* Requirements
Please set down all the lines beneath this one exactly, without the pictures.

::: Material for this task

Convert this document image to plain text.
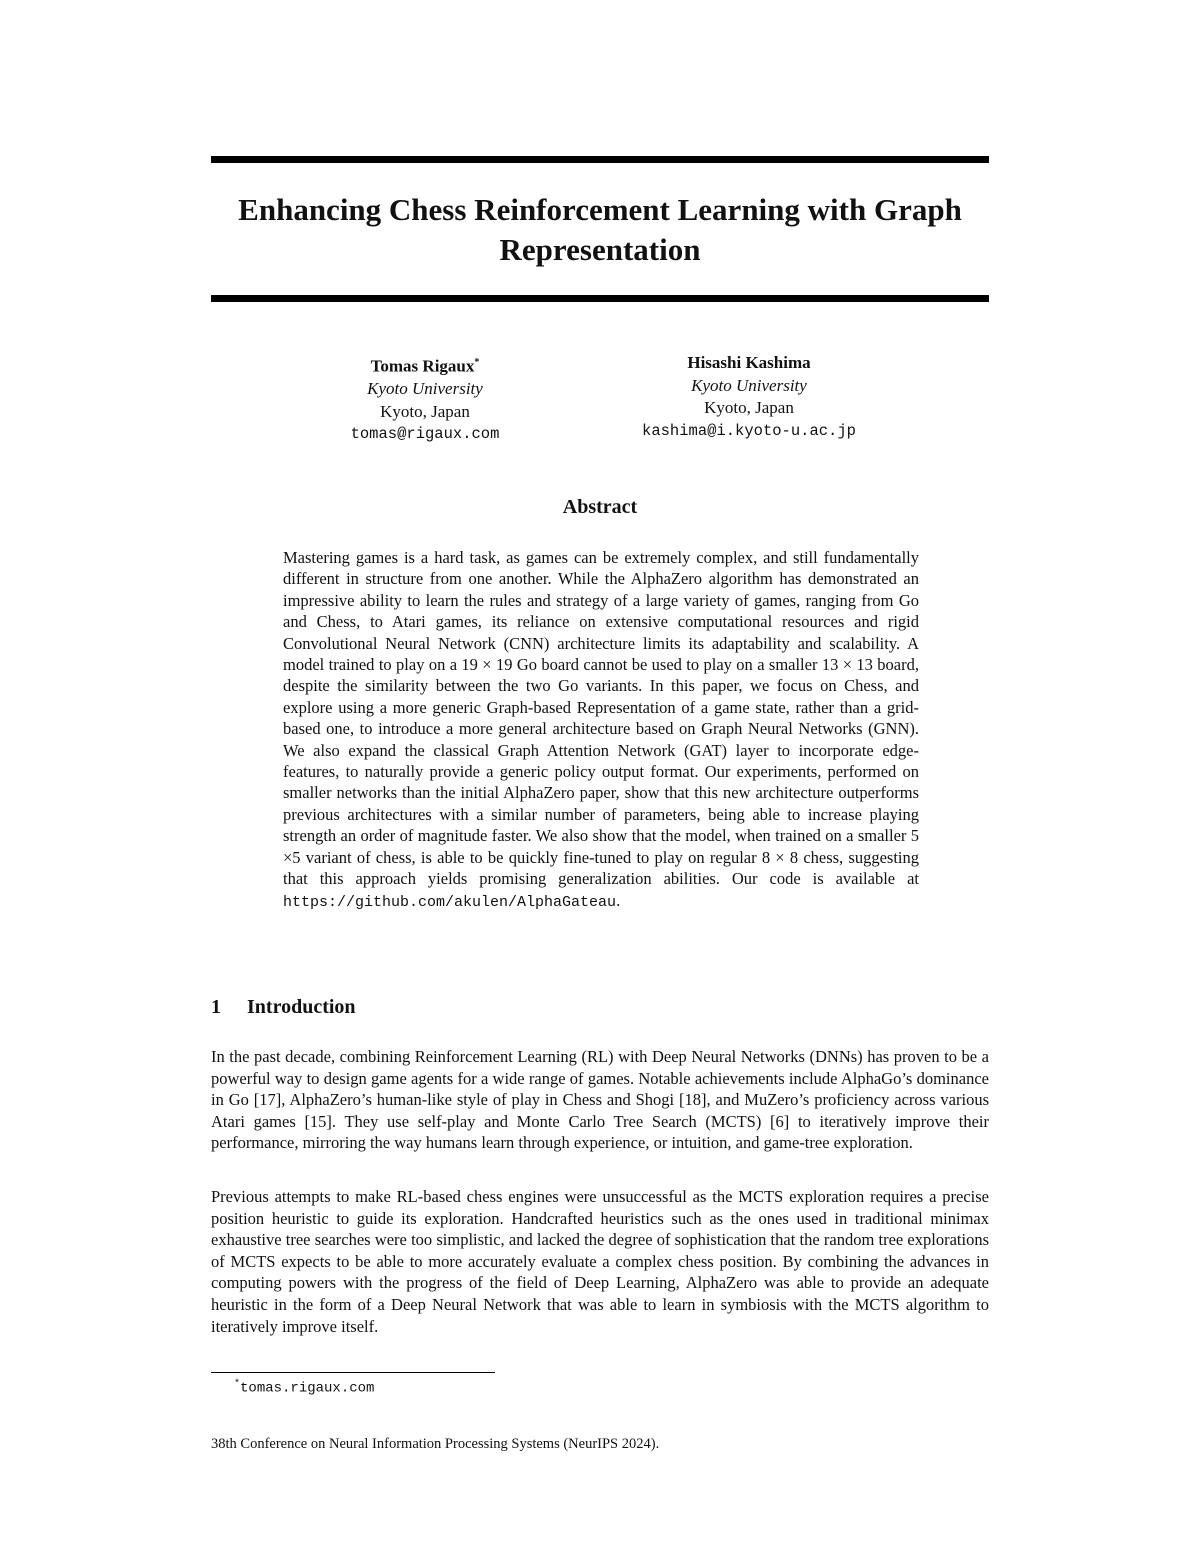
Enhancing Chess Reinforcement Learning with Graph Representation
Tomas Rigaux*
Kyoto University
Kyoto, Japan
tomas@rigaux.com
Hisashi Kashima
Kyoto University
Kyoto, Japan
kashima@i.kyoto-u.ac.jp
Abstract
Mastering games is a hard task, as games can be extremely complex, and still fundamentally different in structure from one another. While the AlphaZero algorithm has demonstrated an impressive ability to learn the rules and strategy of a large variety of games, ranging from Go and Chess, to Atari games, its reliance on extensive computational resources and rigid Convolutional Neural Network (CNN) architecture limits its adaptability and scalability. A model trained to play on a 19 × 19 Go board cannot be used to play on a smaller 13 × 13 board, despite the similarity between the two Go variants. In this paper, we focus on Chess, and explore using a more generic Graph-based Representation of a game state, rather than a grid-based one, to introduce a more general architecture based on Graph Neural Networks (GNN). We also expand the classical Graph Attention Network (GAT) layer to incorporate edge-features, to naturally provide a generic policy output format. Our experiments, performed on smaller networks than the initial AlphaZero paper, show that this new architecture outperforms previous architectures with a similar number of parameters, being able to increase playing strength an order of magnitude faster. We also show that the model, when trained on a smaller 5 ×5 variant of chess, is able to be quickly fine-tuned to play on regular 8 × 8 chess, suggesting that this approach yields promising generalization abilities. Our code is available at https://github.com/akulen/AlphaGateau.
1 Introduction
In the past decade, combining Reinforcement Learning (RL) with Deep Neural Networks (DNNs) has proven to be a powerful way to design game agents for a wide range of games. Notable achievements include AlphaGo’s dominance in Go [17], AlphaZero’s human-like style of play in Chess and Shogi [18], and MuZero’s proficiency across various Atari games [15]. They use self-play and Monte Carlo Tree Search (MCTS) [6] to iteratively improve their performance, mirroring the way humans learn through experience, or intuition, and game-tree exploration.
Previous attempts to make RL-based chess engines were unsuccessful as the MCTS exploration requires a precise position heuristic to guide its exploration. Handcrafted heuristics such as the ones used in traditional minimax exhaustive tree searches were too simplistic, and lacked the degree of sophistication that the random tree explorations of MCTS expects to be able to more accurately evaluate a complex chess position. By combining the advances in computing powers with the progress of the field of Deep Learning, AlphaZero was able to provide an adequate heuristic in the form of a Deep Neural Network that was able to learn in symbiosis with the MCTS algorithm to iteratively improve itself.
*tomas.rigaux.com
38th Conference on Neural Information Processing Systems (NeurIPS 2024).
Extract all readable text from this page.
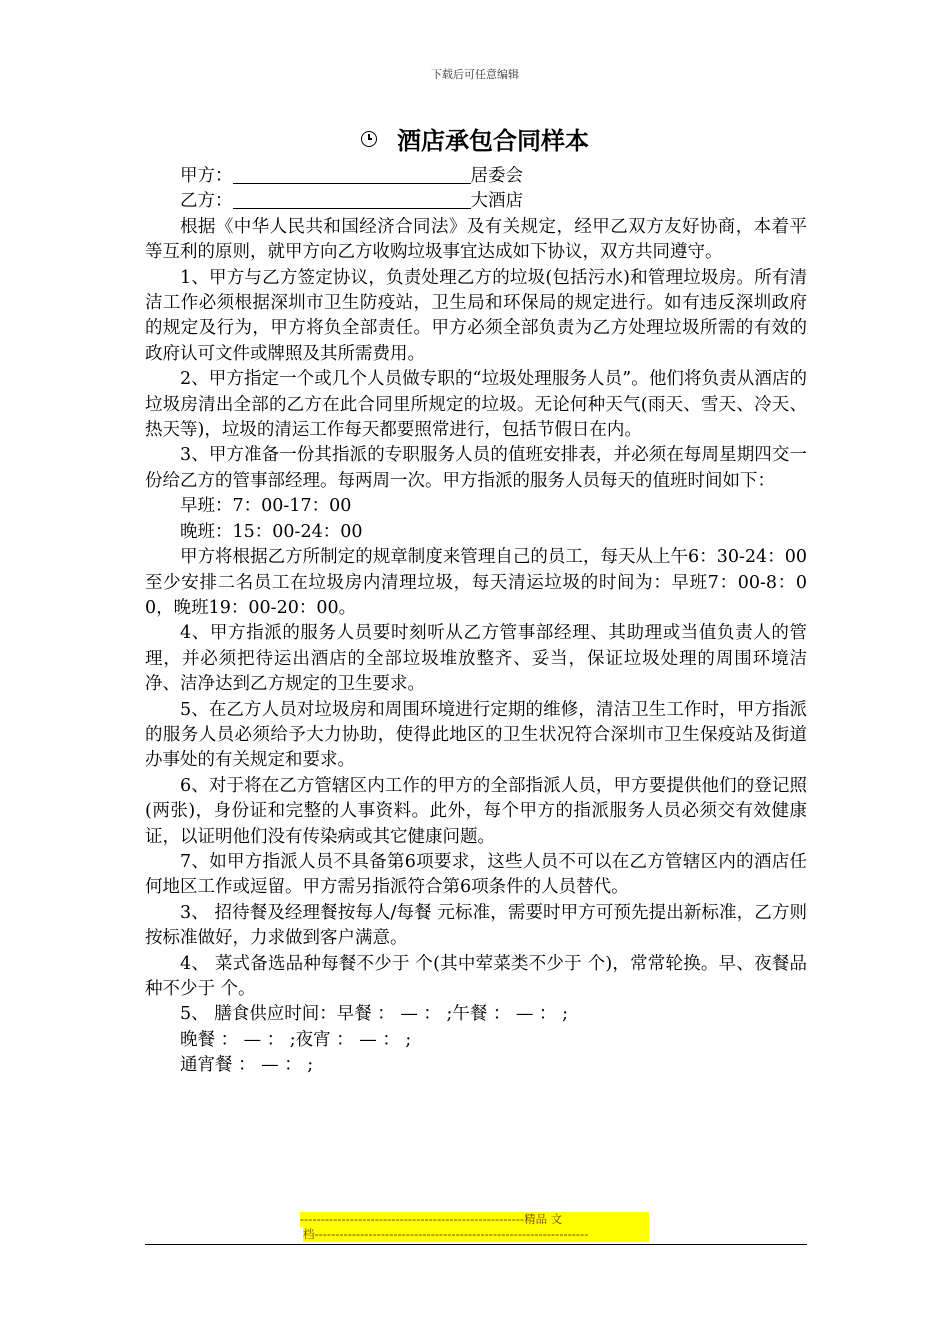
下载后可任意编辑
酒店承包合同样本

甲方：	居委会

乙方：	大酒店

根据《中华人民共和国经济合同法》及有关规定，经甲乙双方友好协商，本着平等互利的原则，就甲方向乙方收购垃圾事宜达成如下协议，双方共同遵守。

1、甲方与乙方签定协议，负责处理乙方的垃圾(包括污水)和管理垃圾房。所有清洁工作必须根据深圳市卫生防疫站，卫生局和环保局的规定进行。如有违反深圳政府的规定及行为，甲方将负全部责任。甲方必须全部负责为乙方处理垃圾所需的有效的政府认可文件或牌照及其所需费用。

2、甲方指定一个或几个人员做专职的“垃圾处理服务人员”。他们将负责从酒店的垃圾房清出全部的乙方在此合同里所规定的垃圾。无论何种天气(雨天、雪天、冷天、热天等)，垃圾的清运工作每天都要照常进行，包括节假日在内。

3、甲方准备一份其指派的专职服务人员的值班安排表，并必须在每周星期四交一份给乙方的管事部经理。每两周一次。甲方指派的服务人员每天的值班时间如下：

早班：7：00-17：00

晚班：15：00-24：00

甲方将根据乙方所制定的规章制度来管理自己的员工，每天从上午6：30-24：00至少安排二名员工在垃圾房内清理垃圾，每天清运垃圾的时间为：早班7：00-8：00，晚班19：00-20：00。

4、甲方指派的服务人员要时刻听从乙方管事部经理、其助理或当值负责人的管理，并必须把待运出酒店的全部垃圾堆放整齐、妥当，保证垃圾处理的周围环境洁净、洁净达到乙方规定的卫生要求。

5、在乙方人员对垃圾房和周围环境进行定期的维修，清洁卫生工作时，甲方指派的服务人员必须给予大力协助，使得此地区的卫生状况符合深圳市卫生保疫站及街道办事处的有关规定和要求。

6、对于将在乙方管辖区内工作的甲方的全部指派人员，甲方要提供他们的登记照(两张)，身份证和完整的人事资料。此外，每个甲方的指派服务人员必须交有效健康证，以证明他们没有传染病或其它健康问题。

7、如甲方指派人员不具备第6项要求，这些人员不可以在乙方管辖区内的酒店任何地区工作或逗留。甲方需另指派符合第6项条件的人员替代。

3、 招待餐及经理餐按每人/每餐 元标准，需要时甲方可预先提出新标准，乙方则按标准做好，力求做到客户满意。

4、 菜式备选品种每餐不少于 个(其中荤菜类不少于 个)，常常轮换。早、夜餐品种不少于 个。

5、 膳食供应时间：早餐 ： — ： ;午餐 ： — ： ;

晚餐 ： — ： ;夜宵 ： — ： ;

通宵餐 ： — ： ;

------------------------------------------------------精品 文
档------------------------------------------------------------------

::::::

* Expected answer
Convert this document image to plain text.
Enhancing Chess Reinforcement Learning with Graph Representation
Tomas Rigaux*
Kyoto University
Kyoto, Japan
tomas@rigaux.com
Hisashi Kashima
Kyoto University
Kyoto, Japan
kashima@i.kyoto-u.ac.jp
Abstract
Mastering games is a hard task, as games can be extremely complex, and still fundamentally different in structure from one another. While the AlphaZero algorithm has demonstrated an impressive ability to learn the rules and strategy of a large variety of games, ranging from Go and Chess, to Atari games, its reliance on extensive computational resources and rigid Convolutional Neural Network (CNN) architecture limits its adaptability and scalability. A model trained to play on a 19 × 19 Go board cannot be used to play on a smaller 13 × 13 board, despite the similarity between the two Go variants. In this paper, we focus on Chess, and explore using a more generic Graph-based Representation of a game state, rather than a grid-based one, to introduce a more general architecture based on Graph Neural Networks (GNN). We also expand the classical Graph Attention Network (GAT) layer to incorporate edge-features, to naturally provide a generic policy output format. Our experiments, performed on smaller networks than the initial AlphaZero paper, show that this new architecture outperforms previous architectures with a similar number of parameters, being able to increase playing strength an order of magnitude faster. We also show that the model, when trained on a smaller 5 ×5 variant of chess, is able to be quickly fine-tuned to play on regular 8 × 8 chess, suggesting that this approach yields promising generalization abilities. Our code is available at https://github.com/akulen/AlphaGateau.
1 Introduction
In the past decade, combining Reinforcement Learning (RL) with Deep Neural Networks (DNNs) has proven to be a powerful way to design game agents for a wide range of games. Notable achievements include AlphaGo’s dominance in Go [17], AlphaZero’s human-like style of play in Chess and Shogi [18], and MuZero’s proficiency across various Atari games [15]. They use self-play and Monte Carlo Tree Search (MCTS) [6] to iteratively improve their performance, mirroring the way humans learn through experience, or intuition, and game-tree exploration.
Previous attempts to make RL-based chess engines were unsuccessful as the MCTS exploration requires a precise position heuristic to guide its exploration. Handcrafted heuristics such as the ones used in traditional minimax exhaustive tree searches were too simplistic, and lacked the degree of sophistication that the random tree explorations of MCTS expects to be able to more accurately evaluate a complex chess position. By combining the advances in computing powers with the progress of the field of Deep Learning, AlphaZero was able to provide an adequate heuristic in the form of a Deep Neural Network that was able to learn in symbiosis with the MCTS algorithm to iteratively improve itself.
*tomas.rigaux.com
38th Conference on Neural Information Processing Systems (NeurIPS 2024).
Extract all readable text from this page.
下载后可任意编辑
酒店承包合同样本

甲方：	居委会

乙方：	大酒店

根据《中华人民共和国经济合同法》及有关规定，经甲乙双方友好协商，本着平等互利的原则，就甲方向乙方收购垃圾事宜达成如下协议，双方共同遵守。

1、甲方与乙方签定协议，负责处理乙方的垃圾(包括污水)和管理垃圾房。所有清洁工作必须根据深圳市卫生防疫站，卫生局和环保局的规定进行。如有违反深圳政府的规定及行为，甲方将负全部责任。甲方必须全部负责为乙方处理垃圾所需的有效的政府认可文件或牌照及其所需费用。

2、甲方指定一个或几个人员做专职的“垃圾处理服务人员”。他们将负责从酒店的垃圾房清出全部的乙方在此合同里所规定的垃圾。无论何种天气(雨天、雪天、冷天、热天等)，垃圾的清运工作每天都要照常进行，包括节假日在内。

3、甲方准备一份其指派的专职服务人员的值班安排表，并必须在每周星期四交一份给乙方的管事部经理。每两周一次。甲方指派的服务人员每天的值班时间如下：

早班：7：00-17：00

晚班：15：00-24：00

甲方将根据乙方所制定的规章制度来管理自己的员工，每天从上午6：30-24：00至少安排二名员工在垃圾房内清理垃圾，每天清运垃圾的时间为：早班7：00-8：00，晚班19：00-20：00。

4、甲方指派的服务人员要时刻听从乙方管事部经理、其助理或当值负责人的管理，并必须把待运出酒店的全部垃圾堆放整齐、妥当，保证垃圾处理的周围环境洁净、洁净达到乙方规定的卫生要求。

5、在乙方人员对垃圾房和周围环境进行定期的维修，清洁卫生工作时，甲方指派的服务人员必须给予大力协助，使得此地区的卫生状况符合深圳市卫生保疫站及街道办事处的有关规定和要求。

6、对于将在乙方管辖区内工作的甲方的全部指派人员，甲方要提供他们的登记照(两张)，身份证和完整的人事资料。此外，每个甲方的指派服务人员必须交有效健康证，以证明他们没有传染病或其它健康问题。

7、如甲方指派人员不具备第6项要求，这些人员不可以在乙方管辖区内的酒店任何地区工作或逗留。甲方需另指派符合第6项条件的人员替代。

3、 招待餐及经理餐按每人/每餐 元标准，需要时甲方可预先提出新标准，乙方则按标准做好，力求做到客户满意。

4、 菜式备选品种每餐不少于 个(其中荤菜类不少于 个)，常常轮换。早、夜餐品种不少于 个。

5、 膳食供应时间：早餐 ： — ： ;午餐 ： — ： ;

晚餐 ： — ： ;夜宵 ： — ： ;

通宵餐 ： — ： ;

------------------------------------------------------精品 文
档------------------------------------------------------------------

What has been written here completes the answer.